*TASK MATERIAL:*
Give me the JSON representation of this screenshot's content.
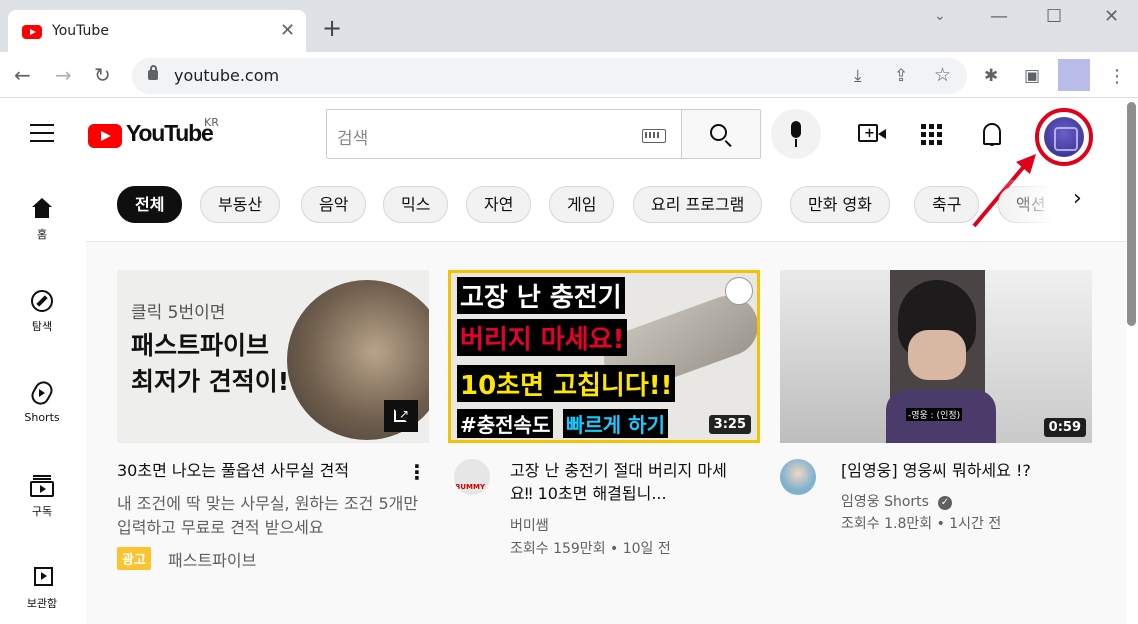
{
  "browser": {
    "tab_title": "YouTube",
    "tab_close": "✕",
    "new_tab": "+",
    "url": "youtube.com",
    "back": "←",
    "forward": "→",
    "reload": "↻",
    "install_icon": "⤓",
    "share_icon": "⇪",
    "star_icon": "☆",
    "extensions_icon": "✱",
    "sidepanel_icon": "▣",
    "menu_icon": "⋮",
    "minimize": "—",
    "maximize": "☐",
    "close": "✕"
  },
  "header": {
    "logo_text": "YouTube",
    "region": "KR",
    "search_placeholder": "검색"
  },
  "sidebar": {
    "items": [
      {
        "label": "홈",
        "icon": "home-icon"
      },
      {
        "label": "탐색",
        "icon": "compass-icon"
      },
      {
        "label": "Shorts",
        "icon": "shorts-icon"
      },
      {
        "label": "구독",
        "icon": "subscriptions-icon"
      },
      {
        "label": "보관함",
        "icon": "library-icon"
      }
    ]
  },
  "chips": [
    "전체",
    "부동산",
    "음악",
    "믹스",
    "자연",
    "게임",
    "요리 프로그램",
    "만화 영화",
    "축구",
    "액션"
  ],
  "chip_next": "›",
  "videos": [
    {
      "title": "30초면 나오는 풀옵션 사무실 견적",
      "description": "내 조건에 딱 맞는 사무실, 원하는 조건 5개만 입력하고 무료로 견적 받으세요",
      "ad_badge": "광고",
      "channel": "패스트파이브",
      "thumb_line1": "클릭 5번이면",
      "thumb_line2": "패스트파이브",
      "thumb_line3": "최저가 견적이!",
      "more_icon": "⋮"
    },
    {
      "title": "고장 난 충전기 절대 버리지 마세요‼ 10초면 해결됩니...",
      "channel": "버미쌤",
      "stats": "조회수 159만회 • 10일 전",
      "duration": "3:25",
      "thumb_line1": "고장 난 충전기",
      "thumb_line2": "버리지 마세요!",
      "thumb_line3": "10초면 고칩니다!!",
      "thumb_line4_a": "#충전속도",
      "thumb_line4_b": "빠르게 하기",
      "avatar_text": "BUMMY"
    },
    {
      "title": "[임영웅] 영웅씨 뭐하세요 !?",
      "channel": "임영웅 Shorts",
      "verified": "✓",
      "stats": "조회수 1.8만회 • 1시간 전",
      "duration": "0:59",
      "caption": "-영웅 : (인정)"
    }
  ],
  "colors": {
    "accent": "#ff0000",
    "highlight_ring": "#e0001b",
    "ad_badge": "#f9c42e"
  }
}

*WHAT IS ASKED:*
Repeat each entry exactly as given; no pictures belong in the copy.

*RESULT BELOW:*
Give me the JSON representation of this screenshot's content.
{
  "browser": {
    "tab_title": "YouTube",
    "tab_close": "✕",
    "new_tab": "+",
    "url": "youtube.com",
    "back": "←",
    "forward": "→",
    "reload": "↻",
    "install_icon": "⤓",
    "share_icon": "⇪",
    "star_icon": "☆",
    "extensions_icon": "✱",
    "sidepanel_icon": "▣",
    "menu_icon": "⋮",
    "minimize": "—",
    "maximize": "☐",
    "close": "✕"
  },
  "header": {
    "logo_text": "YouTube",
    "region": "KR",
    "search_placeholder": "검색"
  },
  "sidebar": {
    "items": [
      {
        "label": "홈",
        "icon": "home-icon"
      },
      {
        "label": "탐색",
        "icon": "compass-icon"
      },
      {
        "label": "Shorts",
        "icon": "shorts-icon"
      },
      {
        "label": "구독",
        "icon": "subscriptions-icon"
      },
      {
        "label": "보관함",
        "icon": "library-icon"
      }
    ]
  },
  "chips": [
    "전체",
    "부동산",
    "음악",
    "믹스",
    "자연",
    "게임",
    "요리 프로그램",
    "만화 영화",
    "축구",
    "액션"
  ],
  "chip_next": "›",
  "videos": [
    {
      "title": "30초면 나오는 풀옵션 사무실 견적",
      "description": "내 조건에 딱 맞는 사무실, 원하는 조건 5개만 입력하고 무료로 견적 받으세요",
      "ad_badge": "광고",
      "channel": "패스트파이브",
      "thumb_line1": "클릭 5번이면",
      "thumb_line2": "패스트파이브",
      "thumb_line3": "최저가 견적이!",
      "more_icon": "⋮"
    },
    {
      "title": "고장 난 충전기 절대 버리지 마세요‼ 10초면 해결됩니...",
      "channel": "버미쌤",
      "stats": "조회수 159만회 • 10일 전",
      "duration": "3:25",
      "thumb_line1": "고장 난 충전기",
      "thumb_line2": "버리지 마세요!",
      "thumb_line3": "10초면 고칩니다!!",
      "thumb_line4_a": "#충전속도",
      "thumb_line4_b": "빠르게 하기",
      "avatar_text": "BUMMY"
    },
    {
      "title": "[임영웅] 영웅씨 뭐하세요 !?",
      "channel": "임영웅 Shorts",
      "verified": "✓",
      "stats": "조회수 1.8만회 • 1시간 전",
      "duration": "0:59",
      "caption": "-영웅 : (인정)"
    }
  ],
  "colors": {
    "accent": "#ff0000",
    "highlight_ring": "#e0001b",
    "ad_badge": "#f9c42e"
  }
}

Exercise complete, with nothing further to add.